CHALLENGE:
What is the number of lines that include the word "Думы"? Provide only that figure.

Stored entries
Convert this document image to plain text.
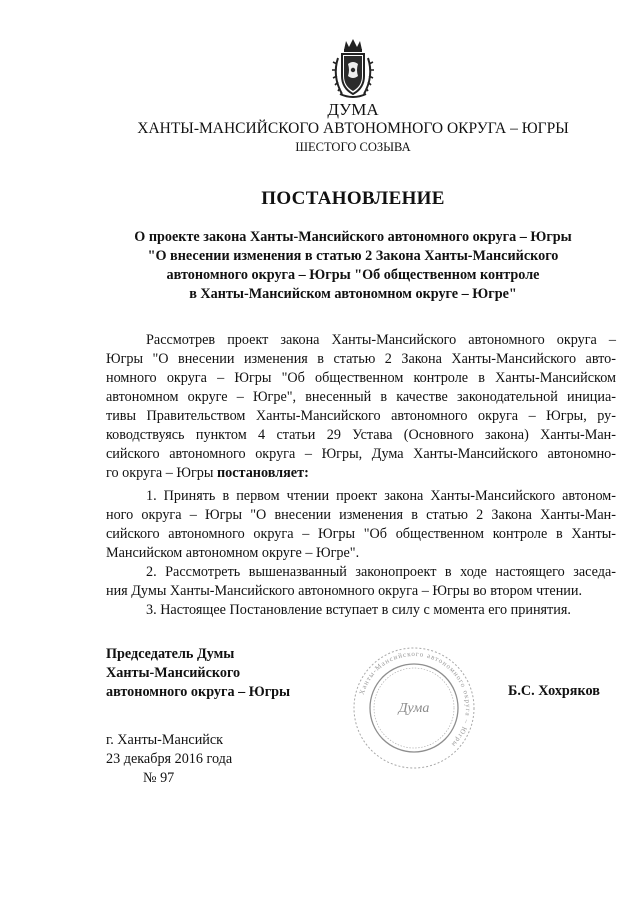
ДУМА
ХАНТЫ-МАНСИЙСКОГО АВТОНОМНОГО ОКРУГА – ЮГРЫ
ШЕСТОГО СОЗЫВА
ПОСТАНОВЛЕНИЕ
О проекте закона Ханты-Мансийского автономного округа – Югры
"О внесении изменения в статью 2 Закона Ханты-Мансийского
автономного округа – Югры "Об общественном контроле
в Ханты-Мансийском автономном округе – Югре"
Рассмотрев проект закона Ханты-Мансийского автономного округа –
Югры "О внесении изменения в статью 2 Закона Ханты-Мансийского авто-
номного округа – Югры "Об общественном контроле в Ханты-Мансийском
автономном округе – Югре", внесенный в качестве законодательной инициа-
тивы Правительством Ханты-Мансийского автономного округа – Югры, ру-
ководствуясь пунктом 4 статьи 29 Устава (Основного закона) Ханты-Ман-
сийского автономного округа – Югры, Дума Ханты-Мансийского автономно-
го округа – Югры постановляет:
1. Принять в первом чтении проект закона Ханты-Мансийского автоном-
ного округа – Югры "О внесении изменения в статью 2 Закона Ханты-Ман-
сийского автономного округа – Югры "Об общественном контроле в Ханты-
Мансийском автономном округе – Югре".
2. Рассмотреть вышеназванный законопроект в ходе настоящего заседа-
ния Думы Ханты-Мансийского автономного округа – Югры во втором чтении.
3. Настоящее Постановление вступает в силу с момента его принятия.
Председатель Думы
Ханты-Мансийского
автономного округа – Югры	Ханты-Мансийского автономного округа – Югры
Дума
Б.С. Хохряков
г. Ханты-Мансийск
23 декабря 2016 года
№ 97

WORKED SOLUTION:
2